### Exercise input
::::

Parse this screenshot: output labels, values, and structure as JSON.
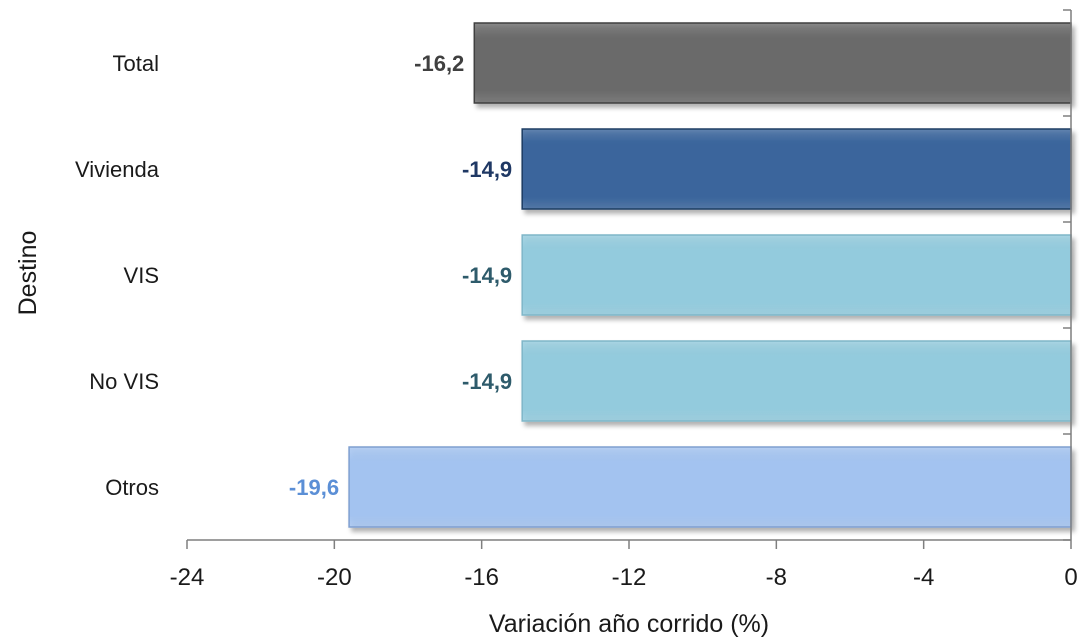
{
  "chart_data": {
    "type": "bar",
    "orientation": "horizontal",
    "categories": [
      "Total",
      "Vivienda",
      "VIS",
      "No VIS",
      "Otros"
    ],
    "values": [
      -16.2,
      -14.9,
      -14.9,
      -14.9,
      -19.6
    ],
    "data_labels": [
      "-16,2",
      "-14,9",
      "-14,9",
      "-14,9",
      "-19,6"
    ],
    "bar_colors": [
      "#6b6b6b",
      "#3a659c",
      "#93cbdd",
      "#93cbdd",
      "#a3c3f0"
    ],
    "bar_edge_colors": [
      "#3f3f3f",
      "#1f3c63",
      "#7fb6c8",
      "#7fb6c8",
      "#7f9fd0"
    ],
    "label_colors": [
      "#404040",
      "#1f3864",
      "#2e5b6b",
      "#2e5b6b",
      "#5b8fd6"
    ],
    "xlabel": "Variación año corrido (%)",
    "ylabel": "Destino",
    "xlim": [
      -24,
      0
    ],
    "xticks": [
      -24,
      -20,
      -16,
      -12,
      -8,
      -4,
      0
    ],
    "xtick_labels": [
      "-24",
      "-20",
      "-16",
      "-12",
      "-8",
      "-4",
      "0"
    ],
    "grid": false,
    "legend": "none"
  }
}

::::

### What you should do
Print each of the records above exactly as written, leaving no picture in the copy.

### Complete response
Parse this screenshot: output labels, values, and structure as JSON.
{
  "chart_data": {
    "type": "bar",
    "orientation": "horizontal",
    "categories": [
      "Total",
      "Vivienda",
      "VIS",
      "No VIS",
      "Otros"
    ],
    "values": [
      -16.2,
      -14.9,
      -14.9,
      -14.9,
      -19.6
    ],
    "data_labels": [
      "-16,2",
      "-14,9",
      "-14,9",
      "-14,9",
      "-19,6"
    ],
    "bar_colors": [
      "#6b6b6b",
      "#3a659c",
      "#93cbdd",
      "#93cbdd",
      "#a3c3f0"
    ],
    "bar_edge_colors": [
      "#3f3f3f",
      "#1f3c63",
      "#7fb6c8",
      "#7fb6c8",
      "#7f9fd0"
    ],
    "label_colors": [
      "#404040",
      "#1f3864",
      "#2e5b6b",
      "#2e5b6b",
      "#5b8fd6"
    ],
    "xlabel": "Variación año corrido (%)",
    "ylabel": "Destino",
    "xlim": [
      -24,
      0
    ],
    "xticks": [
      -24,
      -20,
      -16,
      -12,
      -8,
      -4,
      0
    ],
    "xtick_labels": [
      "-24",
      "-20",
      "-16",
      "-12",
      "-8",
      "-4",
      "0"
    ],
    "grid": false,
    "legend": "none"
  }
}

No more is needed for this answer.